**PROBLEM TO SOLVE**
Count how many lines have the word "maximum" in them. Reply with that number by itself.

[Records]
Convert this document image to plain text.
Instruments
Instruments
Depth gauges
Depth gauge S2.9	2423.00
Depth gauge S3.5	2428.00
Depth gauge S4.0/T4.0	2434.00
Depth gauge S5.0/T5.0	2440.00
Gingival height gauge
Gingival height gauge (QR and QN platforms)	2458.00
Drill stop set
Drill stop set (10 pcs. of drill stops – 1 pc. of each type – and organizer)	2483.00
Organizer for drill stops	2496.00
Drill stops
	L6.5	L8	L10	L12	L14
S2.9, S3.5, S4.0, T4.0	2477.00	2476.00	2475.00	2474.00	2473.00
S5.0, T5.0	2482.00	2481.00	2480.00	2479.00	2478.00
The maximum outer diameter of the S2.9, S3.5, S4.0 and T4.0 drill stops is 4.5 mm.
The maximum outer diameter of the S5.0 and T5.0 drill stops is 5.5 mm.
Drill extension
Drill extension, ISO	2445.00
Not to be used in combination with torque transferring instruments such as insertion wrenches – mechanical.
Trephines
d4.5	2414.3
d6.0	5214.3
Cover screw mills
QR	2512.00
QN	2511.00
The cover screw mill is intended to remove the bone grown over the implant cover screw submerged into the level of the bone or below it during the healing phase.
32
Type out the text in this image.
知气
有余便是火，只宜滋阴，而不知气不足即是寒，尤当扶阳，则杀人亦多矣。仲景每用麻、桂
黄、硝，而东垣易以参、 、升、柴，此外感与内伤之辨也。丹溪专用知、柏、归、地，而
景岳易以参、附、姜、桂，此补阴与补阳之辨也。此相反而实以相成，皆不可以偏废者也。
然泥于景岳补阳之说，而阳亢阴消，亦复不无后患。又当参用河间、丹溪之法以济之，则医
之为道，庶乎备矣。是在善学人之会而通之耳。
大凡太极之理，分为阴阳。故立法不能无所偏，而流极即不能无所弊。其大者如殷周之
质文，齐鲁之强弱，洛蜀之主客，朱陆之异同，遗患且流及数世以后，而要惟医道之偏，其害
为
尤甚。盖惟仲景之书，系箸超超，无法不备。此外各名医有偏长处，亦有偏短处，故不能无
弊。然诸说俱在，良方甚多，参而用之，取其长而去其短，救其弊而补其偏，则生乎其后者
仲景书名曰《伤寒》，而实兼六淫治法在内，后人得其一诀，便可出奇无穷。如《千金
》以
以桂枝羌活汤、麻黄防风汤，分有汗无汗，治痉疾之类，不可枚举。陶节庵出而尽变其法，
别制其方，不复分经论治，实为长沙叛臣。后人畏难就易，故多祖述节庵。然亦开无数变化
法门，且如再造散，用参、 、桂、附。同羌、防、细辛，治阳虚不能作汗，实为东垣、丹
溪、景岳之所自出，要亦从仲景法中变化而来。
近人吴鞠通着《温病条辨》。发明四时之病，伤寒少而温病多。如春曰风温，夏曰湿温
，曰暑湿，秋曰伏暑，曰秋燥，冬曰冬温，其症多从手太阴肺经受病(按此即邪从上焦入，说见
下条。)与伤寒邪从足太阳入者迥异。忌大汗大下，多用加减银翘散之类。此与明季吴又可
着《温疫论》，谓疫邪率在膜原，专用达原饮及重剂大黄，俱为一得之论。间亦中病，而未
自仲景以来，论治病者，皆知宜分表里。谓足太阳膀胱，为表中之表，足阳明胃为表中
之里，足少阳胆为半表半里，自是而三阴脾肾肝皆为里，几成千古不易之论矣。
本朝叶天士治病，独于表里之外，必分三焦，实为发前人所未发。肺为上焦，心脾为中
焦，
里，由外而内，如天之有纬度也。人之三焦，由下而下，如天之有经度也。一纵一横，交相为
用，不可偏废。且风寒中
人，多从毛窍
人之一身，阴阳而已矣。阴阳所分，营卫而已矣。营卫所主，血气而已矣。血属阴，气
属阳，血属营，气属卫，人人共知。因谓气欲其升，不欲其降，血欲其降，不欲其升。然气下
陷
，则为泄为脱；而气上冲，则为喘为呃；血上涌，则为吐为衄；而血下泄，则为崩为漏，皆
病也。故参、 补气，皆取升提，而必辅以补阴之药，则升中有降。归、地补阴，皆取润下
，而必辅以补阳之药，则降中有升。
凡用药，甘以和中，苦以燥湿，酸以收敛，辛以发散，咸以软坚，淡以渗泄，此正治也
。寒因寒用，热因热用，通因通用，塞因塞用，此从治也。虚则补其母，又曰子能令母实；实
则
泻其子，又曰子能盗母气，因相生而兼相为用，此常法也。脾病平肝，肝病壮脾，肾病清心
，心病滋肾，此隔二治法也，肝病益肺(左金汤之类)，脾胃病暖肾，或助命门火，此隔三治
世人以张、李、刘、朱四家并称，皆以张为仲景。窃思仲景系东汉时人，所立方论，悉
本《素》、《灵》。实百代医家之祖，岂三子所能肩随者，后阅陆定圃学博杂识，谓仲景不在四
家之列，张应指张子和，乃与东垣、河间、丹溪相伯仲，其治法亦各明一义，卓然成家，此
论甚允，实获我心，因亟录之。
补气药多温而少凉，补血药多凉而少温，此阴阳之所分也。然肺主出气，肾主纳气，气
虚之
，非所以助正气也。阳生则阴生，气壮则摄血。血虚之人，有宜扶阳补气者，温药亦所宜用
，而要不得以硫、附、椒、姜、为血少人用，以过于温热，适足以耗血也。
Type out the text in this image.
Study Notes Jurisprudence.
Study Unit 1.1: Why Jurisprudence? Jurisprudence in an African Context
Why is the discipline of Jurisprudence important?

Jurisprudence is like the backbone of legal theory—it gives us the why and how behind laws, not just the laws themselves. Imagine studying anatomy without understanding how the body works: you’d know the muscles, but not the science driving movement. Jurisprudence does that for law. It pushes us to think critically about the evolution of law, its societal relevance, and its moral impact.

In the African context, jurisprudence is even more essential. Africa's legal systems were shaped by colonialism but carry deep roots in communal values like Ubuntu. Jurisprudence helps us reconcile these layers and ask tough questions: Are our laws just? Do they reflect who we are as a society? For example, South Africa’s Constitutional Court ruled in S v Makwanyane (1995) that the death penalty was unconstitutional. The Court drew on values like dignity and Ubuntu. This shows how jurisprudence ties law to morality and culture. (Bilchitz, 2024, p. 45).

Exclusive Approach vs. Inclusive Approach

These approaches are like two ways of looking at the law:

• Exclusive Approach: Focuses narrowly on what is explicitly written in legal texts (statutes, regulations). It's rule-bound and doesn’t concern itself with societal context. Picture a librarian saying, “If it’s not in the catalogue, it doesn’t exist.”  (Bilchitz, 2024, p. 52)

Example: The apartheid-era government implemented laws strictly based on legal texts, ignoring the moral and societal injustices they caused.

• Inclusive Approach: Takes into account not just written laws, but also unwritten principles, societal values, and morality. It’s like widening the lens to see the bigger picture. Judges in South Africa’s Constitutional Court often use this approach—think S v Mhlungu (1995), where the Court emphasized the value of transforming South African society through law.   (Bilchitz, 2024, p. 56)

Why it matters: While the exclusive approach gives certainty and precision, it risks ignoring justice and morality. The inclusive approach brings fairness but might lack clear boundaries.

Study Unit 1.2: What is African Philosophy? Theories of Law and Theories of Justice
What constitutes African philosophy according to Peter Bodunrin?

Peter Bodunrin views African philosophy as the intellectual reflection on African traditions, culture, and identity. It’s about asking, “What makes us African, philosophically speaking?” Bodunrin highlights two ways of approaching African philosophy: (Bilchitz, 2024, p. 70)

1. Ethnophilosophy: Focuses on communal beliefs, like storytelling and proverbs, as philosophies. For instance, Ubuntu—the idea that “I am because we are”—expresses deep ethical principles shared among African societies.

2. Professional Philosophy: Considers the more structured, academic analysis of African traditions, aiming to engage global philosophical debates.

**ANSWER TO THIS EXERCISE**
2